== Given information
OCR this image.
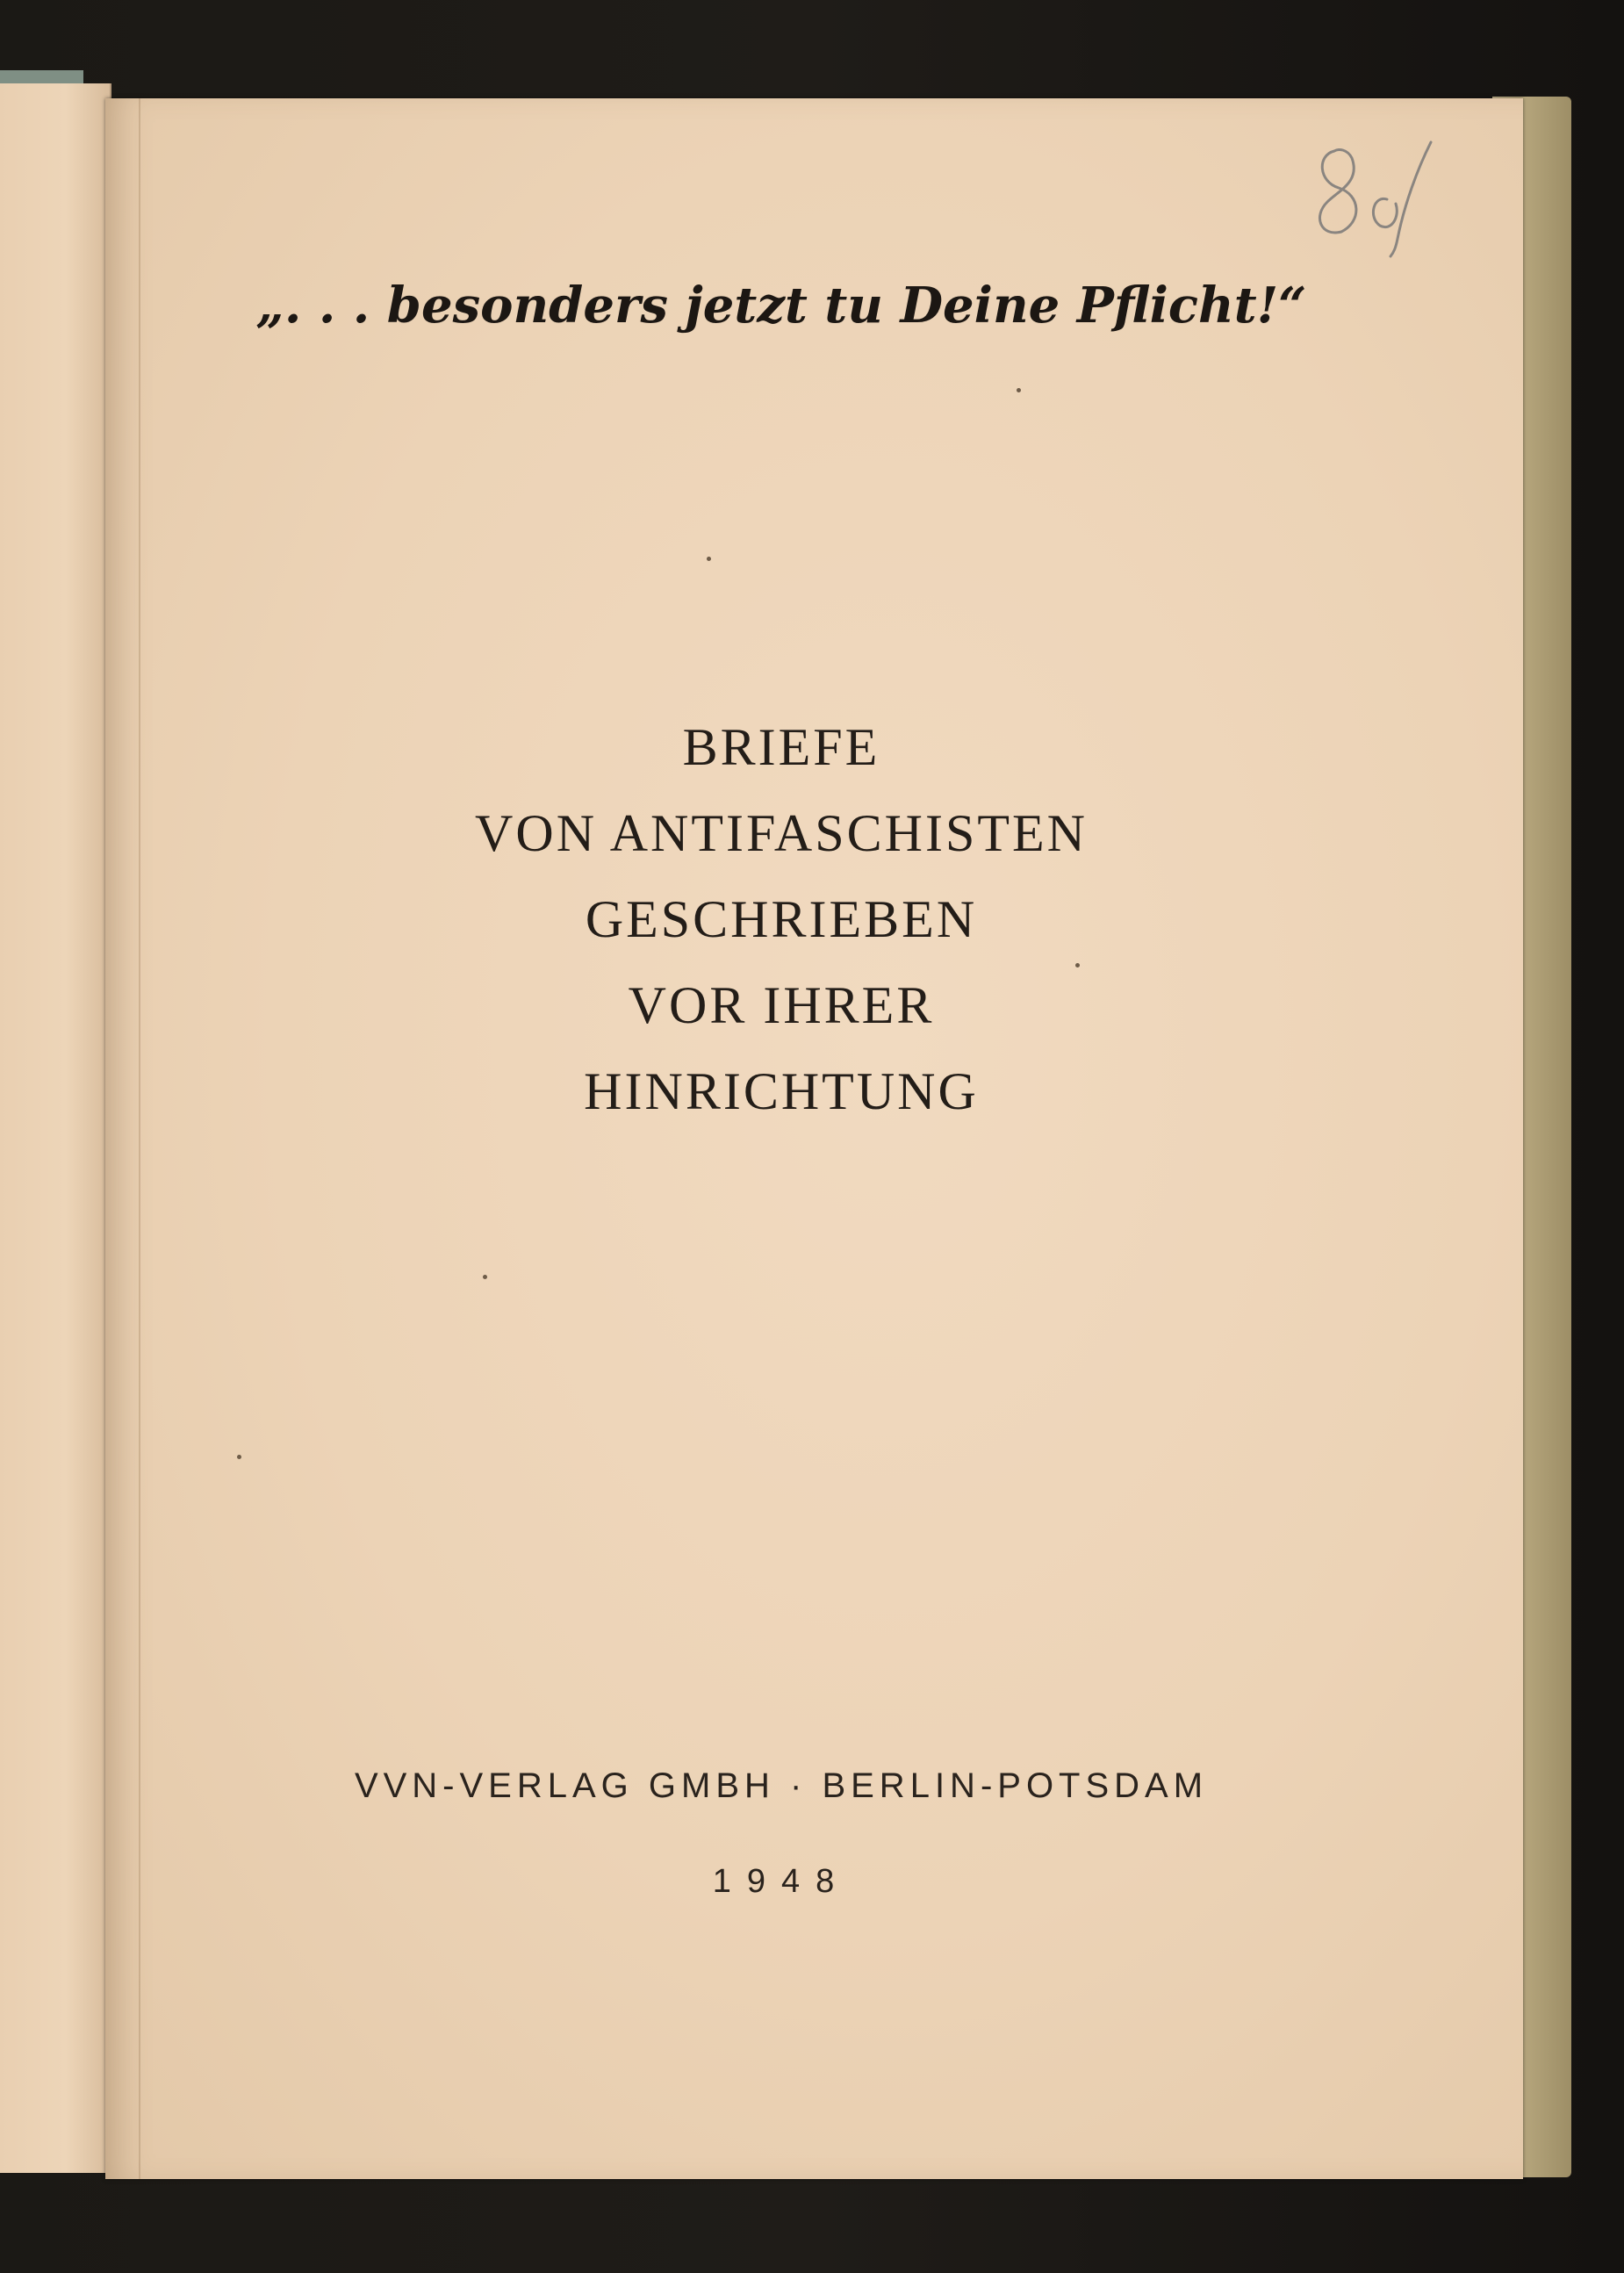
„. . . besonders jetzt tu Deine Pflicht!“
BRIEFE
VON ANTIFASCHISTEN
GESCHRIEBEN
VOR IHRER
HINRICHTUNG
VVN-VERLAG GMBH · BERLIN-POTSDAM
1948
====
_Given problem_:
Ignore the images and quote every line of the listing exactly.

_Written solution_:
OCR this image.
„. . . besonders jetzt tu Deine Pflicht!“
BRIEFE
VON ANTIFASCHISTEN
GESCHRIEBEN
VOR IHRER
HINRICHTUNG
VVN-VERLAG GMBH · BERLIN-POTSDAM
1948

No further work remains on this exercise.